__Problem requirements__
Select lines where the word "JSON" appears.

start

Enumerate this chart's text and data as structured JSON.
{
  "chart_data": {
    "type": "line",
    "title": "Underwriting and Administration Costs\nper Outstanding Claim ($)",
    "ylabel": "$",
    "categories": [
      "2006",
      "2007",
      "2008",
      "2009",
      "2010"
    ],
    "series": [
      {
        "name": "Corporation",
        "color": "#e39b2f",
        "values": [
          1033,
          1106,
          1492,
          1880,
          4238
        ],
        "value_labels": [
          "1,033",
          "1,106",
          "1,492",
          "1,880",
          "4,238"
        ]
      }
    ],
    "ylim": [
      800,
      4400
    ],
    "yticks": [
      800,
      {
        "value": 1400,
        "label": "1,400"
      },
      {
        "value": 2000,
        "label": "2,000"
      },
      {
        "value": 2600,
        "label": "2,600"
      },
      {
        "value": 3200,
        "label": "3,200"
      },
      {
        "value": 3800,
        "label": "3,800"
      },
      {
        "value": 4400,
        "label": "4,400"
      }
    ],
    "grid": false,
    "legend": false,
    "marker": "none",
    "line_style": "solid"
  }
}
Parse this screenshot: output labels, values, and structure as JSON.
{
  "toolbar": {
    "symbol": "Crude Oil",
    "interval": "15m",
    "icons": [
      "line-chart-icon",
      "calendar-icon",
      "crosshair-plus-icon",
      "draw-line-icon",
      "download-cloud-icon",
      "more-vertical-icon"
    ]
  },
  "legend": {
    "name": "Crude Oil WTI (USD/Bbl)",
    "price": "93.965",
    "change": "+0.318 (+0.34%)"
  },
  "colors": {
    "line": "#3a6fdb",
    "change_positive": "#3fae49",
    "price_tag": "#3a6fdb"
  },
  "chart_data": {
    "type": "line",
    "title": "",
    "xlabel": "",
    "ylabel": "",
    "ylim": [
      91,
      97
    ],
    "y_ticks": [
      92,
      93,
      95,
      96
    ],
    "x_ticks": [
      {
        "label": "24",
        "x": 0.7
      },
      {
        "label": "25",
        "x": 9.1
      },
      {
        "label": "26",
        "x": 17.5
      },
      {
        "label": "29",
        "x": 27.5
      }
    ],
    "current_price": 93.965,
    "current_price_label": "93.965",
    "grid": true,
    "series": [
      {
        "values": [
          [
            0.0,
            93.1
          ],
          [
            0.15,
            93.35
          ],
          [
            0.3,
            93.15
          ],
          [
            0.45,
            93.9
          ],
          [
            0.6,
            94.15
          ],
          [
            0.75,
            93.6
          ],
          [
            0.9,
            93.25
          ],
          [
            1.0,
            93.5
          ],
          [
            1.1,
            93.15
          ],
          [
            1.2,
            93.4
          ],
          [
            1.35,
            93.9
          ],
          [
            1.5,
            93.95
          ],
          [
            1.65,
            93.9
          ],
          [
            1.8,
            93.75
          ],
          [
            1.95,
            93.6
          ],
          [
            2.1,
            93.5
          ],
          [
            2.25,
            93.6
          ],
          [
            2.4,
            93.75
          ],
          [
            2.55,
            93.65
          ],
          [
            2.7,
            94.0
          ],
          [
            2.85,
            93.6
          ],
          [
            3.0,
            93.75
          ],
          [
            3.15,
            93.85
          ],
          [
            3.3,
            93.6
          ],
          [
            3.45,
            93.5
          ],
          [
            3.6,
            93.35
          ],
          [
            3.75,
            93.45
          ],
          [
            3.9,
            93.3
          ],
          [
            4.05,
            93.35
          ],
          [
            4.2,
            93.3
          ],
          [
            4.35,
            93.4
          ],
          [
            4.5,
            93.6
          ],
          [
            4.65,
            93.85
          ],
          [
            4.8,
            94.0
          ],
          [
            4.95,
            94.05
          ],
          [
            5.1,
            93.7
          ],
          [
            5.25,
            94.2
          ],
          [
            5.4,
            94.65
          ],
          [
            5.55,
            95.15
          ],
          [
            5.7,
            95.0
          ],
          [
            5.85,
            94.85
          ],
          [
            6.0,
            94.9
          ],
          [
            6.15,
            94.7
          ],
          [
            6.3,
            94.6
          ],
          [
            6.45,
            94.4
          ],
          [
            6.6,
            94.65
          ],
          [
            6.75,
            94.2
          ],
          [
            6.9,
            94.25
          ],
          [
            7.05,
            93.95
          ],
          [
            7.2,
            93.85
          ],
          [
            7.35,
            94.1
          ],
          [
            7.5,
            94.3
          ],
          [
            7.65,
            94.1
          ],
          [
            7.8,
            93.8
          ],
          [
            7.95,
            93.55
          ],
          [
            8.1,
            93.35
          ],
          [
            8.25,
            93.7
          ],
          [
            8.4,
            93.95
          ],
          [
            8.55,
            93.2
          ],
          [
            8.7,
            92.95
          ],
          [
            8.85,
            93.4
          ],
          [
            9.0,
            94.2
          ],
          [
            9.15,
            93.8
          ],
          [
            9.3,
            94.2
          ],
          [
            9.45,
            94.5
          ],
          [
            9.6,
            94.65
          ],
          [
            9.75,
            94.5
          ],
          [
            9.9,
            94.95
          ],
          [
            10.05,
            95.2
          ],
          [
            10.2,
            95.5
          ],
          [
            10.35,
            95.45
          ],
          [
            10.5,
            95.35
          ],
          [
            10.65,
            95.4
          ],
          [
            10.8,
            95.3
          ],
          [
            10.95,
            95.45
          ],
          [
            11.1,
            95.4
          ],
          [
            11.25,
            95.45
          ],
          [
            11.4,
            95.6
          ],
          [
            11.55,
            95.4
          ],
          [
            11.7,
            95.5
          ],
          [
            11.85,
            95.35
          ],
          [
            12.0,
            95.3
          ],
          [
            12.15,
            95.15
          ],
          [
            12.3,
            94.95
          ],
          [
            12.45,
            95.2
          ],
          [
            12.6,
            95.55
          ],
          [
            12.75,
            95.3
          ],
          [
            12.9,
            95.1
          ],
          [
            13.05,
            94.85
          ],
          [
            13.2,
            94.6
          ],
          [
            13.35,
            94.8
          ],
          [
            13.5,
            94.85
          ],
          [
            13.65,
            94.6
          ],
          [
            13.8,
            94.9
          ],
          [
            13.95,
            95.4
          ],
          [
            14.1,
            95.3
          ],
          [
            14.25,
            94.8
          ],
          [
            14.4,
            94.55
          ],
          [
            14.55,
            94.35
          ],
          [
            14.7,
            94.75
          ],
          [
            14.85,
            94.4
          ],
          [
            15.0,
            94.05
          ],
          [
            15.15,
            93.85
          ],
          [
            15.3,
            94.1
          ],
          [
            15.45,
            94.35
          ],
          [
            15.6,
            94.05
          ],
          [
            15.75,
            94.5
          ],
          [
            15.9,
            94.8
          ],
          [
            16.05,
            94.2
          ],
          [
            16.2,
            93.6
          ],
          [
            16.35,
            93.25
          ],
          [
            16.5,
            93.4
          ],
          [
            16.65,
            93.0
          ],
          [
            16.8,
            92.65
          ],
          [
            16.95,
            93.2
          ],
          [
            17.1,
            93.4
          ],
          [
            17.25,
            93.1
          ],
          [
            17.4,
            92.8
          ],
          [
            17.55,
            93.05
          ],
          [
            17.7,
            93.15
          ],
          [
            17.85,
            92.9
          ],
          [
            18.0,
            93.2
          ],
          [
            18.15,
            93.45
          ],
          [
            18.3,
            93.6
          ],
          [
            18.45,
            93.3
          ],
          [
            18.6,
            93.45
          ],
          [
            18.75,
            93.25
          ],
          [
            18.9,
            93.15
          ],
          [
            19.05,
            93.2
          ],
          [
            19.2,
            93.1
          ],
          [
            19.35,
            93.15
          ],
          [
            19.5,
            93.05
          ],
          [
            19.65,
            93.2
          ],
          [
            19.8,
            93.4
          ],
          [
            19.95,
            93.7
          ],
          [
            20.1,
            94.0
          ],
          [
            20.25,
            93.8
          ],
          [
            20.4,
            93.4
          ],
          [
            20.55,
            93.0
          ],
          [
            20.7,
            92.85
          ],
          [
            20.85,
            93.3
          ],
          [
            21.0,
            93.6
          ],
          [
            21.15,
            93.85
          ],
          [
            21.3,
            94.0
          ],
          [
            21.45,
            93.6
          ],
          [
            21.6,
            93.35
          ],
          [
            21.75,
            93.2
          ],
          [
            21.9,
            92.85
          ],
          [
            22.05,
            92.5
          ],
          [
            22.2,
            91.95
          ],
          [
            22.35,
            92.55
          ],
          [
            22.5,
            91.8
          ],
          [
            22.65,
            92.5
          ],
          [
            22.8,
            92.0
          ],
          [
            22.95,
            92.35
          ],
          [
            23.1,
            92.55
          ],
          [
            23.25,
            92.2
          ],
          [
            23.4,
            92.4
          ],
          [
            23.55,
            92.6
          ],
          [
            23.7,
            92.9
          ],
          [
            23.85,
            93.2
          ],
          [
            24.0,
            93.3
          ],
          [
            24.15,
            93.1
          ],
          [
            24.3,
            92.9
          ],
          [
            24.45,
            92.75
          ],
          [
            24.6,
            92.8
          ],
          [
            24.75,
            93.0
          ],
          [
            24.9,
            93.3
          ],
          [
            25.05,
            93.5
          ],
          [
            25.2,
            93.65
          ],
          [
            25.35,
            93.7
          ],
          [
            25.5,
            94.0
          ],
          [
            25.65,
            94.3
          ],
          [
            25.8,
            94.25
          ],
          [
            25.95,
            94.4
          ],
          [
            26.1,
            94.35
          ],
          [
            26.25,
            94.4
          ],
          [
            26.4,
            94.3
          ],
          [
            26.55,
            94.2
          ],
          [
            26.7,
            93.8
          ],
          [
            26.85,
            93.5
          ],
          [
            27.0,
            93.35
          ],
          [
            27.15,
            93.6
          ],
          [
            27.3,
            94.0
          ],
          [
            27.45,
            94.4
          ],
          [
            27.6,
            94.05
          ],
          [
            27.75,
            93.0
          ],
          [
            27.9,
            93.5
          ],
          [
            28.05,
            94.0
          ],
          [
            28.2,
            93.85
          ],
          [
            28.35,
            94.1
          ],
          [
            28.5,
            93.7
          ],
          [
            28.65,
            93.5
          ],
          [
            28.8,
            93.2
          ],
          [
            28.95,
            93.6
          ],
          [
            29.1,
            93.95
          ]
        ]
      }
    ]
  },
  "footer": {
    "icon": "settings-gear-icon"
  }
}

end

__Solution to the problem__
Enumerate this chart's text and data as structured JSON.
Parse this screenshot: output labels, values, and structure as JSON.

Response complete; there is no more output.